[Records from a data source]
____

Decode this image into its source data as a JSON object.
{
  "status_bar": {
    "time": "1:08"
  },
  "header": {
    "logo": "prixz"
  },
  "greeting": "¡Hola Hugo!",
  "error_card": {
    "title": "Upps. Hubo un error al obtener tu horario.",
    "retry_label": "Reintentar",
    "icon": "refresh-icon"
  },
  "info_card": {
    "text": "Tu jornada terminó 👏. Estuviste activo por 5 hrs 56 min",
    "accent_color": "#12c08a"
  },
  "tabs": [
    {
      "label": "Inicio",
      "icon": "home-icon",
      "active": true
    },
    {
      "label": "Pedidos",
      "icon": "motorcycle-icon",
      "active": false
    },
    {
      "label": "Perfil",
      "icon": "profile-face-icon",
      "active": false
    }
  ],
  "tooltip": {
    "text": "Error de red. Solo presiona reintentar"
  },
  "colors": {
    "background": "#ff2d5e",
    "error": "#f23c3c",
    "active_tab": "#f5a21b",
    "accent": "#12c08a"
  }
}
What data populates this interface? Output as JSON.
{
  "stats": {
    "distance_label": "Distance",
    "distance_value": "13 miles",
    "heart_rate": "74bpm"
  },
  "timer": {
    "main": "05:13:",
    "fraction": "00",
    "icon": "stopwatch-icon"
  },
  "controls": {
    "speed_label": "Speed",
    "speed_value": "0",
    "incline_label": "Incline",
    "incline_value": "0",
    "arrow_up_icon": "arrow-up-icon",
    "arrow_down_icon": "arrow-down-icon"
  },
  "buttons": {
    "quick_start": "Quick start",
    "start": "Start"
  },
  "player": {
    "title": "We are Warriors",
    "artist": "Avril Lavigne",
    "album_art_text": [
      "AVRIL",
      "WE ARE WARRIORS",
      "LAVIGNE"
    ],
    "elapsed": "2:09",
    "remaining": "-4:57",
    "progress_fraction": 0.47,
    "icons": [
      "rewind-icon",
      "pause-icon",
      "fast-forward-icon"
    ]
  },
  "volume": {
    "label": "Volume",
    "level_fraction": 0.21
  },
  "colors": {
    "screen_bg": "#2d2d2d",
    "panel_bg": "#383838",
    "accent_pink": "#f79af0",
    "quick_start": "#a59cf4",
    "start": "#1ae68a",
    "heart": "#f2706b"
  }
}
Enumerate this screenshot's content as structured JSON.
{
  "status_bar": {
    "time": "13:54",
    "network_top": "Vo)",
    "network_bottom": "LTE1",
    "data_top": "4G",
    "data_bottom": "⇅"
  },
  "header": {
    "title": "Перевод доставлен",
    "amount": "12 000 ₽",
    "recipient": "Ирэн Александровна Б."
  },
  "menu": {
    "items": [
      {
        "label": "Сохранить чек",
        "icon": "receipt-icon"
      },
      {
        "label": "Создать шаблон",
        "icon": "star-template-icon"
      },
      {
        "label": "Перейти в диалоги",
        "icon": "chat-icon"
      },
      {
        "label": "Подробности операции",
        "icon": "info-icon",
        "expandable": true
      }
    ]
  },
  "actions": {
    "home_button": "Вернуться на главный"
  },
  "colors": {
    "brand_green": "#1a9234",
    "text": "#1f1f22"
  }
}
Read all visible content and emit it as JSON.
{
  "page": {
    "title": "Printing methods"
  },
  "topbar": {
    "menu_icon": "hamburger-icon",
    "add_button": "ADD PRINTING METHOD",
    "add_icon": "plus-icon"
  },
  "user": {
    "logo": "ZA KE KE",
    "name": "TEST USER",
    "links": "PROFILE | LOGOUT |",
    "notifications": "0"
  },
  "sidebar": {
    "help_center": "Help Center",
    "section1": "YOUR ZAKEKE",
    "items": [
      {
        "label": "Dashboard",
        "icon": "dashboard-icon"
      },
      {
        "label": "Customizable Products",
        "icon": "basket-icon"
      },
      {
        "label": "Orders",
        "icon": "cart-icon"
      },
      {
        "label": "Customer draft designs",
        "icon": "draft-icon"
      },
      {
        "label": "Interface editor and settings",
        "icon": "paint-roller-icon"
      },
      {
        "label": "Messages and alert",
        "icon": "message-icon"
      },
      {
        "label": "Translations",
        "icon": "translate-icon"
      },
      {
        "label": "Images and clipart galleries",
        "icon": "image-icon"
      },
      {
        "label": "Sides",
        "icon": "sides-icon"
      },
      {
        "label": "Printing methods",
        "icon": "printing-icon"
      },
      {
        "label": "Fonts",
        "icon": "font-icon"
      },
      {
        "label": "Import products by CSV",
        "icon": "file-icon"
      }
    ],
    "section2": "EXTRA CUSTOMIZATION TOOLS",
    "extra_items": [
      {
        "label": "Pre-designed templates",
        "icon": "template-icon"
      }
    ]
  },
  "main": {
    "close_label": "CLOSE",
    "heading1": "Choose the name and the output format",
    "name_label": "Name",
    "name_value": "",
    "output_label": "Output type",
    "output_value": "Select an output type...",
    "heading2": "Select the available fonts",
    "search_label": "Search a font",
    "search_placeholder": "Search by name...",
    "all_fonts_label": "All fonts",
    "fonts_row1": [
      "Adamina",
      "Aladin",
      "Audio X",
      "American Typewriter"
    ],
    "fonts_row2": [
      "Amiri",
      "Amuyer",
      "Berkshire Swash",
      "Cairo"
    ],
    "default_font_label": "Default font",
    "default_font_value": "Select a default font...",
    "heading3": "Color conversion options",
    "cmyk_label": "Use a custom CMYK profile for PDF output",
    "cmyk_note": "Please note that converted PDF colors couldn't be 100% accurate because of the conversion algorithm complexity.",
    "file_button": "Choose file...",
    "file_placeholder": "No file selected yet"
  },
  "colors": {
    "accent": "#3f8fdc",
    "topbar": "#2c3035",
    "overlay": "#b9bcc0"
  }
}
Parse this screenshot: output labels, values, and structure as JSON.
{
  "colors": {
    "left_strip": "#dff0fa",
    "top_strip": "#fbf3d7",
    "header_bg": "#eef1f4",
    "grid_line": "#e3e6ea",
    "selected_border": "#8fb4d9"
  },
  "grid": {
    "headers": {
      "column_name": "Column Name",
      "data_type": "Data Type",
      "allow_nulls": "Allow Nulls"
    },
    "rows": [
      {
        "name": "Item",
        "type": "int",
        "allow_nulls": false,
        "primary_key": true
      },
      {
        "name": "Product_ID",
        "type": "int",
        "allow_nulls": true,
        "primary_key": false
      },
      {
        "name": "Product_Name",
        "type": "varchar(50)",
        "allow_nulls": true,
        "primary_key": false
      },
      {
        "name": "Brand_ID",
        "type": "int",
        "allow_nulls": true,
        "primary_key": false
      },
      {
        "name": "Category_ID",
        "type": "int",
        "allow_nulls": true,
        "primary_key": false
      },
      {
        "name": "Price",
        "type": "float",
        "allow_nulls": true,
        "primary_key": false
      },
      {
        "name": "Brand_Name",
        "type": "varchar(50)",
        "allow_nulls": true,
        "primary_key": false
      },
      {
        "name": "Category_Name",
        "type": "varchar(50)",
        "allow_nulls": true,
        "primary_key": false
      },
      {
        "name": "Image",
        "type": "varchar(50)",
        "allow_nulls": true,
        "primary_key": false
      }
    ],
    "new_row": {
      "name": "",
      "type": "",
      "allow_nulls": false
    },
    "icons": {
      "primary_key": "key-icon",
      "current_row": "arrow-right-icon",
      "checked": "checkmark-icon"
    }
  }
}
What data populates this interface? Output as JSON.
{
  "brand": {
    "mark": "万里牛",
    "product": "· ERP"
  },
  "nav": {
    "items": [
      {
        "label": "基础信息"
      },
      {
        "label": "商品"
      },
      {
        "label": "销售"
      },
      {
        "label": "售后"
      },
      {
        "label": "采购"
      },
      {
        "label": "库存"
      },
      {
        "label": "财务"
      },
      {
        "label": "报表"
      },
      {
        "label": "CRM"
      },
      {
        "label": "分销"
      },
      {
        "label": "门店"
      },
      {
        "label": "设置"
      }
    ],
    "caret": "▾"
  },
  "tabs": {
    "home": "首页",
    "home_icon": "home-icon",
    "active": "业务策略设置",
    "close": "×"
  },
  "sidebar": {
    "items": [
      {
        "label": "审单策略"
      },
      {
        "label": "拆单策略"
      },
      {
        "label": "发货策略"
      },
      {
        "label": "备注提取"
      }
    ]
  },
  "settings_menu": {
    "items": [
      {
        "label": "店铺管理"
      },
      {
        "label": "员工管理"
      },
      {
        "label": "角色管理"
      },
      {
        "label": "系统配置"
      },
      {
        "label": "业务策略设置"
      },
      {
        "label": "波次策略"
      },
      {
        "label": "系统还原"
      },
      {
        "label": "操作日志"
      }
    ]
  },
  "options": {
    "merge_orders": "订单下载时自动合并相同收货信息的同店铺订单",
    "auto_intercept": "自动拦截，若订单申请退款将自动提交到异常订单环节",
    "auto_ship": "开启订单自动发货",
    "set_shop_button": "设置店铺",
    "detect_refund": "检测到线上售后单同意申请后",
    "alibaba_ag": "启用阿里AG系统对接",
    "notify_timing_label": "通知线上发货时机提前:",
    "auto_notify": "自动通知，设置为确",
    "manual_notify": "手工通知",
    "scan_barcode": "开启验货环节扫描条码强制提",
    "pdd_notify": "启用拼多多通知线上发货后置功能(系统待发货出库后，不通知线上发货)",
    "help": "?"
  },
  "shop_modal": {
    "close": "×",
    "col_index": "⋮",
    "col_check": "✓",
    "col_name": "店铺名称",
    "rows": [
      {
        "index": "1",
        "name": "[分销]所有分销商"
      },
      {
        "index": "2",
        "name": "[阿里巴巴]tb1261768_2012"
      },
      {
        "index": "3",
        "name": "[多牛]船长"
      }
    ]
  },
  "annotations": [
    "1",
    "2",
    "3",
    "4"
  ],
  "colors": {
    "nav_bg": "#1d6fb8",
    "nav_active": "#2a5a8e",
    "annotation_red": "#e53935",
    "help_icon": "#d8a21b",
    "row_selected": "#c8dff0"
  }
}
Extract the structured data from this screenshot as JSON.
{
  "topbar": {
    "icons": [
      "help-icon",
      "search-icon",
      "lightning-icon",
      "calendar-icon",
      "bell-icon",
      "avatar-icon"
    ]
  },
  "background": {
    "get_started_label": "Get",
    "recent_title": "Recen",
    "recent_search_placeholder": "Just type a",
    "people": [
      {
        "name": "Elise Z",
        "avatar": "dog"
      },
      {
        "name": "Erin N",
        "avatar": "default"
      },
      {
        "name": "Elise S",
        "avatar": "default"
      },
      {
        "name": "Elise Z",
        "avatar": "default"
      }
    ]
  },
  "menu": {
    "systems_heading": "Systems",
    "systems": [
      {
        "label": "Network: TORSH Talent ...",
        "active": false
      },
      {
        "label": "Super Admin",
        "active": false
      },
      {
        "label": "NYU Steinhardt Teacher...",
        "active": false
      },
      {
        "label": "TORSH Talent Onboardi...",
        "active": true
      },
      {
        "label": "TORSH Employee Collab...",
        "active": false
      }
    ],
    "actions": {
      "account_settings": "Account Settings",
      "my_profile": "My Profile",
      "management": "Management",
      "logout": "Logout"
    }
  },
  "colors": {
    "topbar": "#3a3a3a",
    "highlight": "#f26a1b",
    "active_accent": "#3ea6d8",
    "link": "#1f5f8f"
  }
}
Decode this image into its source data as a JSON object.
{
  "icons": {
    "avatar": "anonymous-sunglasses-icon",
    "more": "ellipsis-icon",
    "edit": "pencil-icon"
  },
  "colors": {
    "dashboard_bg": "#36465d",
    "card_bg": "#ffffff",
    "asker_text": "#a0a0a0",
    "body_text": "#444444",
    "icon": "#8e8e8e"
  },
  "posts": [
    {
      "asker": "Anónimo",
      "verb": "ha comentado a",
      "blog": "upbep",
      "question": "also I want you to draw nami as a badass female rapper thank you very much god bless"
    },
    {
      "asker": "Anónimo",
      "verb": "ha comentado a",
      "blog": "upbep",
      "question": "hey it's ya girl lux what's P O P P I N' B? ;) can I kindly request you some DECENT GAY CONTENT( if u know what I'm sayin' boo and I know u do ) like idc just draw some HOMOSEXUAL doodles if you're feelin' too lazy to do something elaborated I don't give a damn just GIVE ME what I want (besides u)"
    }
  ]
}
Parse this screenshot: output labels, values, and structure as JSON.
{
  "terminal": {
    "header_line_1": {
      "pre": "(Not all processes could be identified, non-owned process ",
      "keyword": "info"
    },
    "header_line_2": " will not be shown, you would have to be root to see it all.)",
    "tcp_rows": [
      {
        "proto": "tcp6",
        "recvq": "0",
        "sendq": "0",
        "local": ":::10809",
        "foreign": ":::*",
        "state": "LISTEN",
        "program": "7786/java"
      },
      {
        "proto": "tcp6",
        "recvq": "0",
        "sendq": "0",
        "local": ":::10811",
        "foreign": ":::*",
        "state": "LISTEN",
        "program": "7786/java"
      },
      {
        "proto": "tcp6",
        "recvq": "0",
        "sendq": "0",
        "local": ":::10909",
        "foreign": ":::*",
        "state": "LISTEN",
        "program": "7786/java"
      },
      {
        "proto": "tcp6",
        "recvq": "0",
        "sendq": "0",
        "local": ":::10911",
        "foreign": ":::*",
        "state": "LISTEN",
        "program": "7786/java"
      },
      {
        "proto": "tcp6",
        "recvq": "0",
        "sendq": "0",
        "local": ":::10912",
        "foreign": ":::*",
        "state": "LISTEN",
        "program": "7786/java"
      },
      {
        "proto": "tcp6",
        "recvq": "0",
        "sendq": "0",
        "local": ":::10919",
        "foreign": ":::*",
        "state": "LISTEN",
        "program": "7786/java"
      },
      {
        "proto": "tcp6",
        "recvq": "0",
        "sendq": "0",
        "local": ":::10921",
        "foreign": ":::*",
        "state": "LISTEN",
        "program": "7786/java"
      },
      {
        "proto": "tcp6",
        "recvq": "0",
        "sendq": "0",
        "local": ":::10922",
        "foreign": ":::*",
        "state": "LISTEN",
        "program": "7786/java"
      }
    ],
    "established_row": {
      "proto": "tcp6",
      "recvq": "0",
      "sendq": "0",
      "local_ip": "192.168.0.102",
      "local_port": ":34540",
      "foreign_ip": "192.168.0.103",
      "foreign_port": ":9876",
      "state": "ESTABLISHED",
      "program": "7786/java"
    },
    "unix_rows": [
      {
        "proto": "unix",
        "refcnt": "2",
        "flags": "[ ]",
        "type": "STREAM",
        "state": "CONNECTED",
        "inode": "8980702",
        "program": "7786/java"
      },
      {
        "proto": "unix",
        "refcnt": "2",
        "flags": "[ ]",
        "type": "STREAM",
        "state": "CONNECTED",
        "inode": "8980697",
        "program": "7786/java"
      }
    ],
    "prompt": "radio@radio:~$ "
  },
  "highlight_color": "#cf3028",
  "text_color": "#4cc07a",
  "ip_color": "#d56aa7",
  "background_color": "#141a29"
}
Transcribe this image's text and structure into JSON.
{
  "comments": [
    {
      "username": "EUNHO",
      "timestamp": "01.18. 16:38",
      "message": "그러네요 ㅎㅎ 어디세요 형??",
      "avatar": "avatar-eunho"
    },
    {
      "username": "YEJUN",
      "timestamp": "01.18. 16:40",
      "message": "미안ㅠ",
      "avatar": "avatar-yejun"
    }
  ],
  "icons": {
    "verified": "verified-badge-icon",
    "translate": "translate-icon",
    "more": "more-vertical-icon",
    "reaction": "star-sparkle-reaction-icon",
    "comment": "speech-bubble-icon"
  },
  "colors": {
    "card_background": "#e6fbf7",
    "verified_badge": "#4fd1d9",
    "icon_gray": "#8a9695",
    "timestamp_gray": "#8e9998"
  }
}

____

• [EXERCISE]: Report all lines of the data that include the word "translate".

• [OUTPUT]:
        "icon": "translate-icon"
    "translate": "translate-icon",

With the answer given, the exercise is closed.